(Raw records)
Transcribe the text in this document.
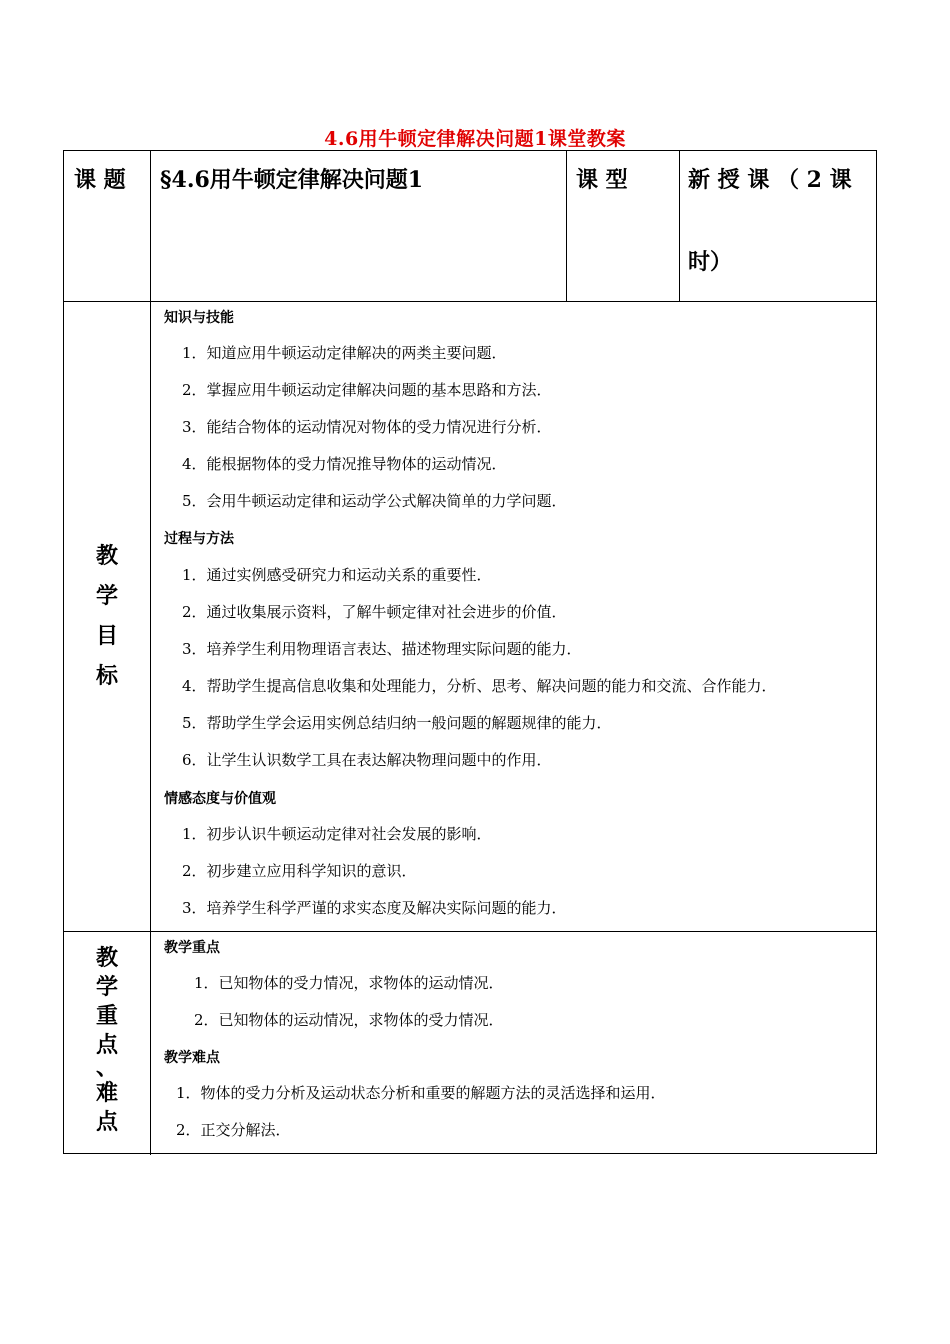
4.6用牛顿定律解决问题1课堂教案
课 题 §4.6用牛顿定律解决问题1	课 型	新 授 课 （ 2 课
时）
教
学
目
标
知识与技能
1．知道应用牛顿运动定律解决的两类主要问题．
2．掌握应用牛顿运动定律解决问题的基本思路和方法．
3．能结合物体的运动情况对物体的受力情况进行分析．
4．能根据物体的受力情况推导物体的运动情况．
5．会用牛顿运动定律和运动学公式解决简单的力学问题．
过程与方法
1．通过实例感受研究力和运动关系的重要性．
2．通过收集展示资料，了解牛顿定律对社会进步的价值．
3．培养学生利用物理语言表达、描述物理实际问题的能力．
4．帮助学生提高信息收集和处理能力，分析、思考、解决问题的能力和交流、合作能力．
5．帮助学生学会运用实例总结归纳一般问题的解题规律的能力．
6．让学生认识数学工具在表达解决物理问题中的作用．
情感态度与价值观
1．初步认识牛顿运动定律对社会发展的影响．
2．初步建立应用科学知识的意识．
3．培养学生科学严谨的求实态度及解决实际问题的能力．
教
学
重
点
、
难
点
教学重点
1．已知物体的受力情况，求物体的运动情况．
2．已知物体的运动情况，求物体的受力情况．
教学难点
1．物体的受力分析及运动状态分析和重要的解题方法的灵活选择和运用．
2．正交分解法．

TASK OBJECTIVE: Without including any pictures, output all the entries above exactly.

WRITTEN ANSWER:
Transcribe the text in this document.
4.6用牛顿定律解决问题1课堂教案
课 题 §4.6用牛顿定律解决问题1	课 型	新 授 课 （ 2 课
时）
教
学
目
标
知识与技能
1．知道应用牛顿运动定律解决的两类主要问题．
2．掌握应用牛顿运动定律解决问题的基本思路和方法．
3．能结合物体的运动情况对物体的受力情况进行分析．
4．能根据物体的受力情况推导物体的运动情况．
5．会用牛顿运动定律和运动学公式解决简单的力学问题．
过程与方法
1．通过实例感受研究力和运动关系的重要性．
2．通过收集展示资料，了解牛顿定律对社会进步的价值．
3．培养学生利用物理语言表达、描述物理实际问题的能力．
4．帮助学生提高信息收集和处理能力，分析、思考、解决问题的能力和交流、合作能力．
5．帮助学生学会运用实例总结归纳一般问题的解题规律的能力．
6．让学生认识数学工具在表达解决物理问题中的作用．
情感态度与价值观
1．初步认识牛顿运动定律对社会发展的影响．
2．初步建立应用科学知识的意识．
3．培养学生科学严谨的求实态度及解决实际问题的能力．
教
学
重
点
、
难
点
教学重点
1．已知物体的受力情况，求物体的运动情况．
2．已知物体的运动情况，求物体的受力情况．
教学难点
1．物体的受力分析及运动状态分析和重要的解题方法的灵活选择和运用．
2．正交分解法．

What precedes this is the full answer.